**ENTRIES PROVIDED**.
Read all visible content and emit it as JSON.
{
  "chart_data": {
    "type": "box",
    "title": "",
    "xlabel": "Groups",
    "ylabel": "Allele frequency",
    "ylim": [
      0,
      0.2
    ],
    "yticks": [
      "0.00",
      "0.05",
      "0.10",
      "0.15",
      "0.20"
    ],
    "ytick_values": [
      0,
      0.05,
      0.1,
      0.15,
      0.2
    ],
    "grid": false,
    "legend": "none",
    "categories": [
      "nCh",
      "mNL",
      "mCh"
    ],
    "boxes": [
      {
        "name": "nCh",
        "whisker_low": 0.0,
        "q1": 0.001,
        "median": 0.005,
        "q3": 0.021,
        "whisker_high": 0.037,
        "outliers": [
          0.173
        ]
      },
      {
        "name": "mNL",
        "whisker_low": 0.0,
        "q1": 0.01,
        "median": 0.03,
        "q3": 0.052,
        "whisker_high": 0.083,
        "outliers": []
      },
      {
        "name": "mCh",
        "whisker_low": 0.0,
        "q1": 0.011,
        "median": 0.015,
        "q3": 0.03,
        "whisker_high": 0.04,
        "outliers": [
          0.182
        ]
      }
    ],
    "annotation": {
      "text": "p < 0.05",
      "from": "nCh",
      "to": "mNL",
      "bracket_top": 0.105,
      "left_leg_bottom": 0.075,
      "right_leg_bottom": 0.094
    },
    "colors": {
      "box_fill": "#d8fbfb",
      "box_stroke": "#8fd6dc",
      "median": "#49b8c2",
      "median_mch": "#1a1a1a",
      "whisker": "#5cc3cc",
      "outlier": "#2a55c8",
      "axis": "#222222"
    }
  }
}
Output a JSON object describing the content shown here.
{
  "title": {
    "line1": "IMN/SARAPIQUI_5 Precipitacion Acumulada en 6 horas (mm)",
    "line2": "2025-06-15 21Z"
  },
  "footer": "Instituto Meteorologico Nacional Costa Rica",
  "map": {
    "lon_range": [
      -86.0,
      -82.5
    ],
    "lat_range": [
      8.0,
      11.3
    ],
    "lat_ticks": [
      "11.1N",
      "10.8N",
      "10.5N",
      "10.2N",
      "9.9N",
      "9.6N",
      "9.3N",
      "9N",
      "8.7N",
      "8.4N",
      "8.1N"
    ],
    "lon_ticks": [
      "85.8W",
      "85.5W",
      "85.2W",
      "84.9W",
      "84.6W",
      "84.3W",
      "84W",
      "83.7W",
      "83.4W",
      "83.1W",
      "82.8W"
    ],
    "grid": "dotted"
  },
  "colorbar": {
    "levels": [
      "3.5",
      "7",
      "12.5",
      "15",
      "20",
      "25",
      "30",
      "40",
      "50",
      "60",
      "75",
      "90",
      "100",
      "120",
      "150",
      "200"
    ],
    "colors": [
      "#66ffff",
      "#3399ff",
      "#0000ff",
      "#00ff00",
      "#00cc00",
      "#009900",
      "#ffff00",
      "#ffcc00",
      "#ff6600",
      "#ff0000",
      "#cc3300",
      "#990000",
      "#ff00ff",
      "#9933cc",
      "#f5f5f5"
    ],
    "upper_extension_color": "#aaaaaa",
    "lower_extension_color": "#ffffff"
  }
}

**STATED GOAL**.
Hand back the material above in full, exactly as written.

**TASK ANSWER**.
Read all visible content and emit it as JSON.
{
  "chart_data": {
    "type": "box",
    "title": "",
    "xlabel": "Groups",
    "ylabel": "Allele frequency",
    "ylim": [
      0,
      0.2
    ],
    "yticks": [
      "0.00",
      "0.05",
      "0.10",
      "0.15",
      "0.20"
    ],
    "ytick_values": [
      0,
      0.05,
      0.1,
      0.15,
      0.2
    ],
    "grid": false,
    "legend": "none",
    "categories": [
      "nCh",
      "mNL",
      "mCh"
    ],
    "boxes": [
      {
        "name": "nCh",
        "whisker_low": 0.0,
        "q1": 0.001,
        "median": 0.005,
        "q3": 0.021,
        "whisker_high": 0.037,
        "outliers": [
          0.173
        ]
      },
      {
        "name": "mNL",
        "whisker_low": 0.0,
        "q1": 0.01,
        "median": 0.03,
        "q3": 0.052,
        "whisker_high": 0.083,
        "outliers": []
      },
      {
        "name": "mCh",
        "whisker_low": 0.0,
        "q1": 0.011,
        "median": 0.015,
        "q3": 0.03,
        "whisker_high": 0.04,
        "outliers": [
          0.182
        ]
      }
    ],
    "annotation": {
      "text": "p < 0.05",
      "from": "nCh",
      "to": "mNL",
      "bracket_top": 0.105,
      "left_leg_bottom": 0.075,
      "right_leg_bottom": 0.094
    },
    "colors": {
      "box_fill": "#d8fbfb",
      "box_stroke": "#8fd6dc",
      "median": "#49b8c2",
      "median_mch": "#1a1a1a",
      "whisker": "#5cc3cc",
      "outlier": "#2a55c8",
      "axis": "#222222"
    }
  }
}
Output a JSON object describing the content shown here.
{
  "title": {
    "line1": "IMN/SARAPIQUI_5 Precipitacion Acumulada en 6 horas (mm)",
    "line2": "2025-06-15 21Z"
  },
  "footer": "Instituto Meteorologico Nacional Costa Rica",
  "map": {
    "lon_range": [
      -86.0,
      -82.5
    ],
    "lat_range": [
      8.0,
      11.3
    ],
    "lat_ticks": [
      "11.1N",
      "10.8N",
      "10.5N",
      "10.2N",
      "9.9N",
      "9.6N",
      "9.3N",
      "9N",
      "8.7N",
      "8.4N",
      "8.1N"
    ],
    "lon_ticks": [
      "85.8W",
      "85.5W",
      "85.2W",
      "84.9W",
      "84.6W",
      "84.3W",
      "84W",
      "83.7W",
      "83.4W",
      "83.1W",
      "82.8W"
    ],
    "grid": "dotted"
  },
  "colorbar": {
    "levels": [
      "3.5",
      "7",
      "12.5",
      "15",
      "20",
      "25",
      "30",
      "40",
      "50",
      "60",
      "75",
      "90",
      "100",
      "120",
      "150",
      "200"
    ],
    "colors": [
      "#66ffff",
      "#3399ff",
      "#0000ff",
      "#00ff00",
      "#00cc00",
      "#009900",
      "#ffff00",
      "#ffcc00",
      "#ff6600",
      "#ff0000",
      "#cc3300",
      "#990000",
      "#ff00ff",
      "#9933cc",
      "#f5f5f5"
    ],
    "upper_extension_color": "#aaaaaa",
    "lower_extension_color": "#ffffff"
  }
}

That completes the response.